→ What the exercise asks: Look through the listing below and give the number of lines that hold "第一滴药水不应滴入眼内". Say nothing more.

→ Records shown:

--------------------------------------------------

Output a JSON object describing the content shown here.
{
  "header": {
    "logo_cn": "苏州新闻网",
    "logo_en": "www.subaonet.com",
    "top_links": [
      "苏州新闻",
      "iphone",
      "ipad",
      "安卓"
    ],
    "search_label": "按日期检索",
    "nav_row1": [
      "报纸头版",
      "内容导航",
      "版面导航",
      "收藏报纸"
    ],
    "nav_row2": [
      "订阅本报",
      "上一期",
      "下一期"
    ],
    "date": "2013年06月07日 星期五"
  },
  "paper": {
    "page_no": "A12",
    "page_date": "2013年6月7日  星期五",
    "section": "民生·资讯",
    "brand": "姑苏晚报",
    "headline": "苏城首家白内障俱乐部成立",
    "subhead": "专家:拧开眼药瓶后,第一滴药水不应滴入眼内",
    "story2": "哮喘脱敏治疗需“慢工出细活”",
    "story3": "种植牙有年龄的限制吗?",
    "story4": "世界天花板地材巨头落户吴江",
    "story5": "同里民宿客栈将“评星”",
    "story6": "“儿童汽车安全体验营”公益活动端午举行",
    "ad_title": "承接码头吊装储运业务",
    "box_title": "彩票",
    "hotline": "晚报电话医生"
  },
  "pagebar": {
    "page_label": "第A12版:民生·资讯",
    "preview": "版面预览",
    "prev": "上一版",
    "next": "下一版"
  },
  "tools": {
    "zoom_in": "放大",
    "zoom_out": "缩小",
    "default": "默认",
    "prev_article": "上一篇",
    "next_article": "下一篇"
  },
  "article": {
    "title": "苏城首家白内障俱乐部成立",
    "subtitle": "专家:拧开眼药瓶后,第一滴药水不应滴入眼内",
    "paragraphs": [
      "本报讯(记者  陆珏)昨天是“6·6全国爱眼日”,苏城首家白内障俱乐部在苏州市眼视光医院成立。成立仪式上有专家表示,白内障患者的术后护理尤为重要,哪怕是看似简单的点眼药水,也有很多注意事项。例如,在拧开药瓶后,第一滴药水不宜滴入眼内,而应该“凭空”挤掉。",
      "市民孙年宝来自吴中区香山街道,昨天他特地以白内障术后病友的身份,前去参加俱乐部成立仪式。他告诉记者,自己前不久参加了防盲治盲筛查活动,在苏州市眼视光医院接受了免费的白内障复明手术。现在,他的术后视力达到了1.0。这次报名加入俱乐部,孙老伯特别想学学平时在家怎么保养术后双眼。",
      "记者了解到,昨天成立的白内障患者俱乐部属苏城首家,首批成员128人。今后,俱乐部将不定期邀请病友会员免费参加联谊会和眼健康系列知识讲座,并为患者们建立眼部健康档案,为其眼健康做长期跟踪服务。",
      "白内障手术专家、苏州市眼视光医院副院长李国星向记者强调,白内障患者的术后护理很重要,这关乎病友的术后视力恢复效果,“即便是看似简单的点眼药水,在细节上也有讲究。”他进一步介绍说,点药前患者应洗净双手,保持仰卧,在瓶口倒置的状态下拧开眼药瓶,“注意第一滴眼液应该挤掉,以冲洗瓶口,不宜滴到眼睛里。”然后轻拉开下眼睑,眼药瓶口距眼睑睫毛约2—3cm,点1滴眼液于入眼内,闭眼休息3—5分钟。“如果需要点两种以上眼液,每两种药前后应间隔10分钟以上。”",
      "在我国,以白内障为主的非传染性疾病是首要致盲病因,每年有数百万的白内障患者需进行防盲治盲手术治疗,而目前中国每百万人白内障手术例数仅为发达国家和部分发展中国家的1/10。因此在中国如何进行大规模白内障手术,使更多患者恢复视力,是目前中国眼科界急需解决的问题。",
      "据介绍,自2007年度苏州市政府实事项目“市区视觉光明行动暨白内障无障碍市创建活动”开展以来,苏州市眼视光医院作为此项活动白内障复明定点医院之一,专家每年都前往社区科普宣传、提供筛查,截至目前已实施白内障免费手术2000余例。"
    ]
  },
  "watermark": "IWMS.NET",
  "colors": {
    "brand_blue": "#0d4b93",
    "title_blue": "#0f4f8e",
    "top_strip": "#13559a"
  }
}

--------------------------------------------------

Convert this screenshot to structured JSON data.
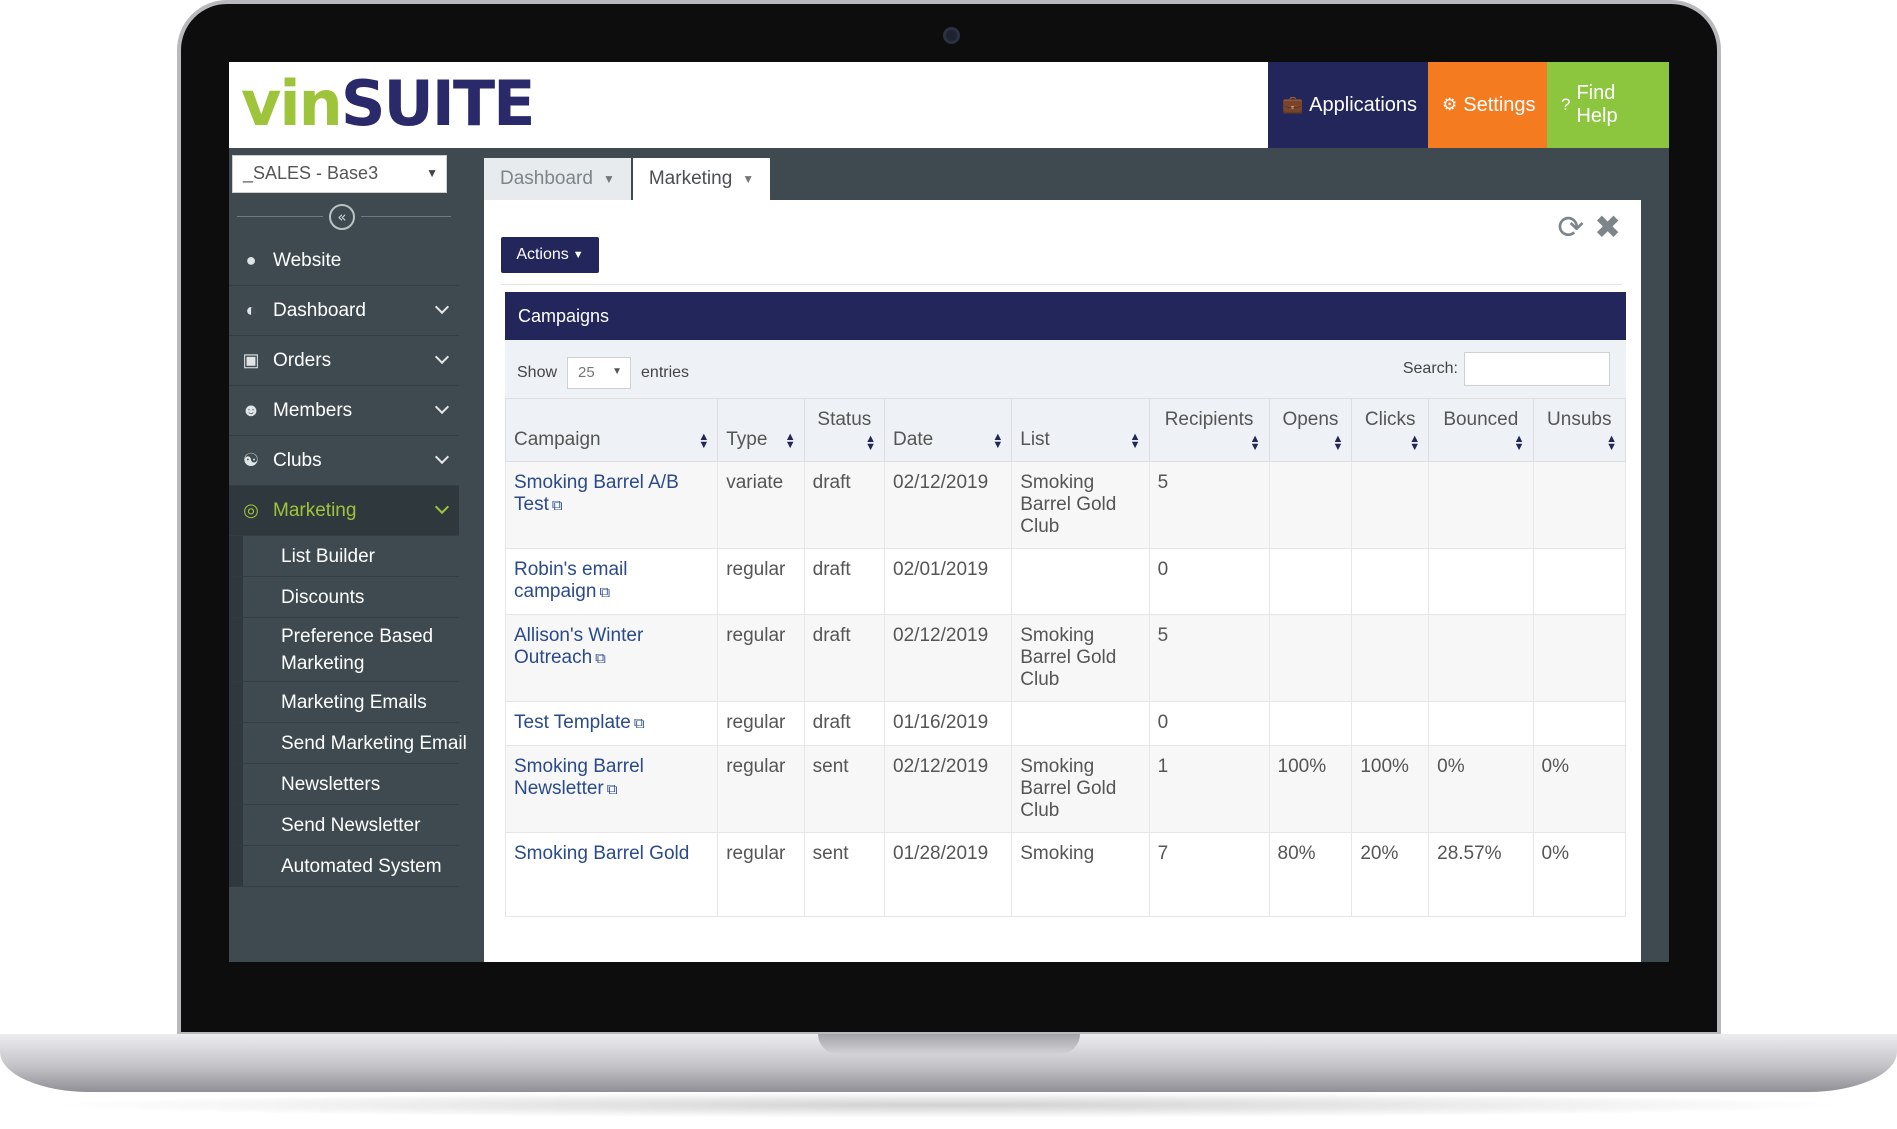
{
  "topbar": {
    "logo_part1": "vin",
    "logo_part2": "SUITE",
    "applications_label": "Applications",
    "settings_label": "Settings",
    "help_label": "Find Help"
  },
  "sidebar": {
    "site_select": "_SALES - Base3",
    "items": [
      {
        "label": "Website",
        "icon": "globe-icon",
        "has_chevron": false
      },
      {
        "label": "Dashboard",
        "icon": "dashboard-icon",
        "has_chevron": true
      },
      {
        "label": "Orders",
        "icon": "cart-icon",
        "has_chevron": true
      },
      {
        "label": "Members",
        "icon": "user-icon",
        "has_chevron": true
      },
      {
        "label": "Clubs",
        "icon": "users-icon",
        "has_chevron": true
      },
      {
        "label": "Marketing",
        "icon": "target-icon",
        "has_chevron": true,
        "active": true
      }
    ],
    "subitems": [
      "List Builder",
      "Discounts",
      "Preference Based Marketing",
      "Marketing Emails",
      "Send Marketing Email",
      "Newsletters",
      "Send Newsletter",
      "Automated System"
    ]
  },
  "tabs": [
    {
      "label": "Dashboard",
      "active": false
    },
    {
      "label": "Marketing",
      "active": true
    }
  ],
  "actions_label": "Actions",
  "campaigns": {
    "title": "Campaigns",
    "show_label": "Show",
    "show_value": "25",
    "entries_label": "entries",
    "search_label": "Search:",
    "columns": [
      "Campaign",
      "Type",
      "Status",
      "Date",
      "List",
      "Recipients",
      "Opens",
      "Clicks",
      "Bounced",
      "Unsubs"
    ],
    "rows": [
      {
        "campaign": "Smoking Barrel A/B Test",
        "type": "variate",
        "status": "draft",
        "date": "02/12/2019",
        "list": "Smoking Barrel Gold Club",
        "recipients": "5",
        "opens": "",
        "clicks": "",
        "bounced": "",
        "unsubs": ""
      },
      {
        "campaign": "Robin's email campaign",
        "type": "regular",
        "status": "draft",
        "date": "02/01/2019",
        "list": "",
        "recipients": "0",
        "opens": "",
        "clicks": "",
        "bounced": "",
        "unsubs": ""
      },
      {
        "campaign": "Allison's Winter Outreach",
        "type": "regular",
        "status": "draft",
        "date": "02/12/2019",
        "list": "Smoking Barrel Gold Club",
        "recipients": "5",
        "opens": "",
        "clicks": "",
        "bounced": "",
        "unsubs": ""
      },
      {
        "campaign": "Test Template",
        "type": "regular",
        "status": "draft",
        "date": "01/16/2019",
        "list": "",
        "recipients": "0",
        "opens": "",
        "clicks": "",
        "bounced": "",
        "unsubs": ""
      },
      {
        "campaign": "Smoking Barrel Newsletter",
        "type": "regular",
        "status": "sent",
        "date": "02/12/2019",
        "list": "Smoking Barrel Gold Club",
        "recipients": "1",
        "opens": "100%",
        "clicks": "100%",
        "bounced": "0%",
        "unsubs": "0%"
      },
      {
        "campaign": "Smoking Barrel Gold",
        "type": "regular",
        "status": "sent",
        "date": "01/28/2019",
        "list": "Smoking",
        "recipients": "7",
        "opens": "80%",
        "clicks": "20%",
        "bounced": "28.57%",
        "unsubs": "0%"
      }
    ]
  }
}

--------------------------------------------------

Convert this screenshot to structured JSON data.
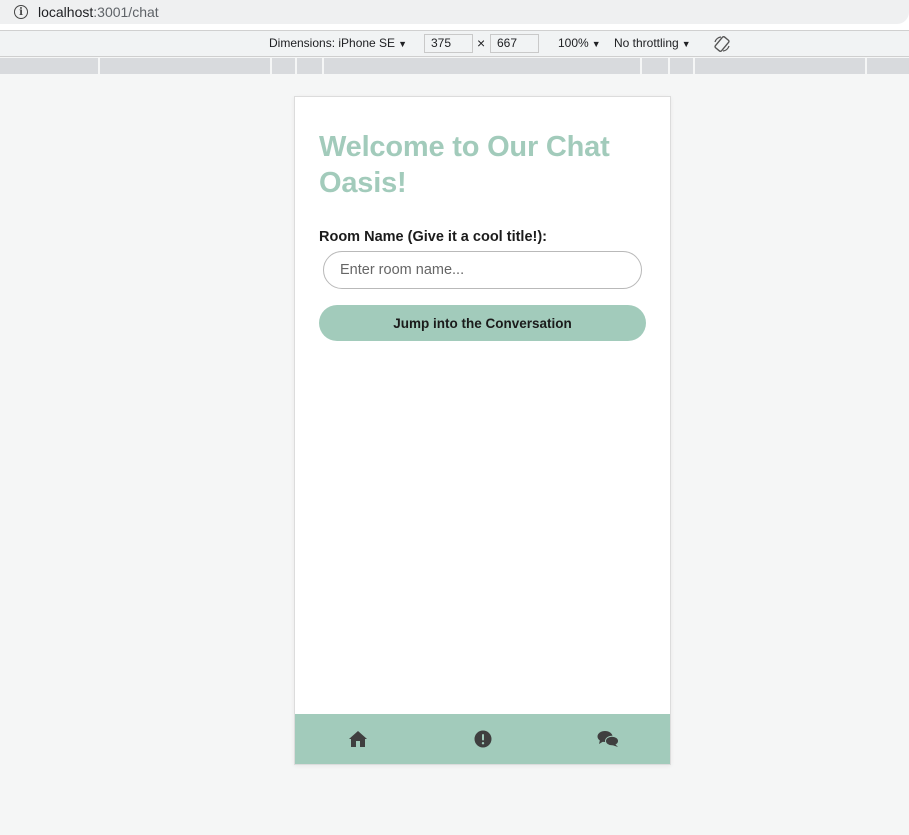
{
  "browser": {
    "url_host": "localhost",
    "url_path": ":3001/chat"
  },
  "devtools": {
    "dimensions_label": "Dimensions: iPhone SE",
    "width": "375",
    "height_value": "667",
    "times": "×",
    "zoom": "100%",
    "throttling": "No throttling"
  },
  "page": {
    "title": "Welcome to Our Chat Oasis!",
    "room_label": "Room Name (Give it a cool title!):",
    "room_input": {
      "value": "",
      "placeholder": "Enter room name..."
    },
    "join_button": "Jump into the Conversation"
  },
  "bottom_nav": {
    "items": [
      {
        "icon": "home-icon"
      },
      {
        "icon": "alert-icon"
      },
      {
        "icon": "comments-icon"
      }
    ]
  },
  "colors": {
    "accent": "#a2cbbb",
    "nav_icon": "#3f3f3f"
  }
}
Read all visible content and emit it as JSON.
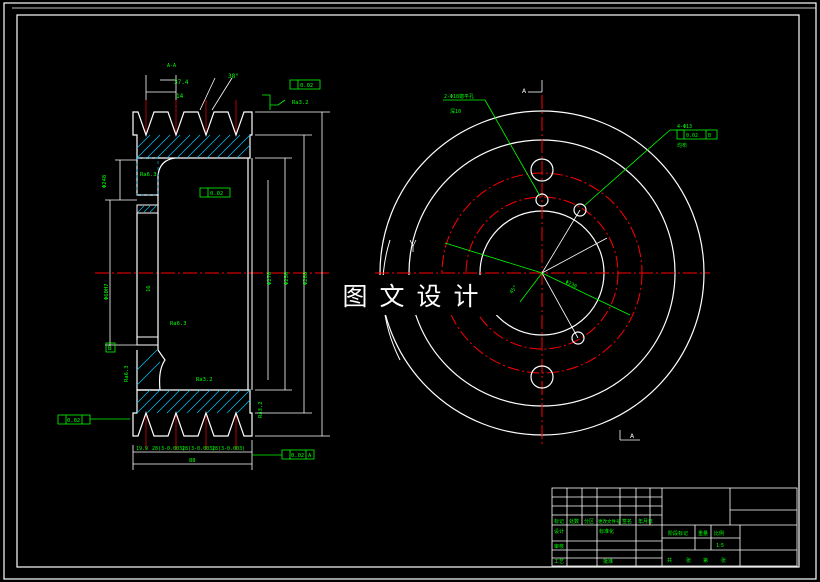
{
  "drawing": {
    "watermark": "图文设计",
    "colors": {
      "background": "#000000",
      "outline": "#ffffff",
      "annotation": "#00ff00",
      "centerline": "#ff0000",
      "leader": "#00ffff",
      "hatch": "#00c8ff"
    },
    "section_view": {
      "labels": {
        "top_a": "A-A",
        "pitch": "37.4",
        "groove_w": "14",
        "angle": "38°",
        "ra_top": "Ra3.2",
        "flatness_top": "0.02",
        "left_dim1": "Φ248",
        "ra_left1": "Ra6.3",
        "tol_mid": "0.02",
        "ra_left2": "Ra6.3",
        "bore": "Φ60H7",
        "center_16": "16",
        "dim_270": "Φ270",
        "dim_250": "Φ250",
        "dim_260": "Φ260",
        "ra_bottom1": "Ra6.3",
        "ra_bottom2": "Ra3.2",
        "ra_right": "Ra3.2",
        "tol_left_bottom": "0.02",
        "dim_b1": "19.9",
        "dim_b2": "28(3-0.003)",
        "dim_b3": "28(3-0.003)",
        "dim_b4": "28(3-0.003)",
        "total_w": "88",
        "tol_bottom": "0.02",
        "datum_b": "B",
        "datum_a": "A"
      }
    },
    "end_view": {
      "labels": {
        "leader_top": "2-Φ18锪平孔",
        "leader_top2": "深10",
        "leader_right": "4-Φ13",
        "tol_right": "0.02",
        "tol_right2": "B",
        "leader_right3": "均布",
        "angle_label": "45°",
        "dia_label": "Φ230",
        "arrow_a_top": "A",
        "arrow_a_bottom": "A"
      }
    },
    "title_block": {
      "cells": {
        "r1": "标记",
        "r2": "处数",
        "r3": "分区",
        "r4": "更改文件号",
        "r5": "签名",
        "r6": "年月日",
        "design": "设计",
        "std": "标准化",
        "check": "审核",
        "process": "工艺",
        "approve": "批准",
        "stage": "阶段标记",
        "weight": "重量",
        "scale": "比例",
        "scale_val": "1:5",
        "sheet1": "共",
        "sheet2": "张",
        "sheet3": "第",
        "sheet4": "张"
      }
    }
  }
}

--------------------------------------------------

→ Result below: 2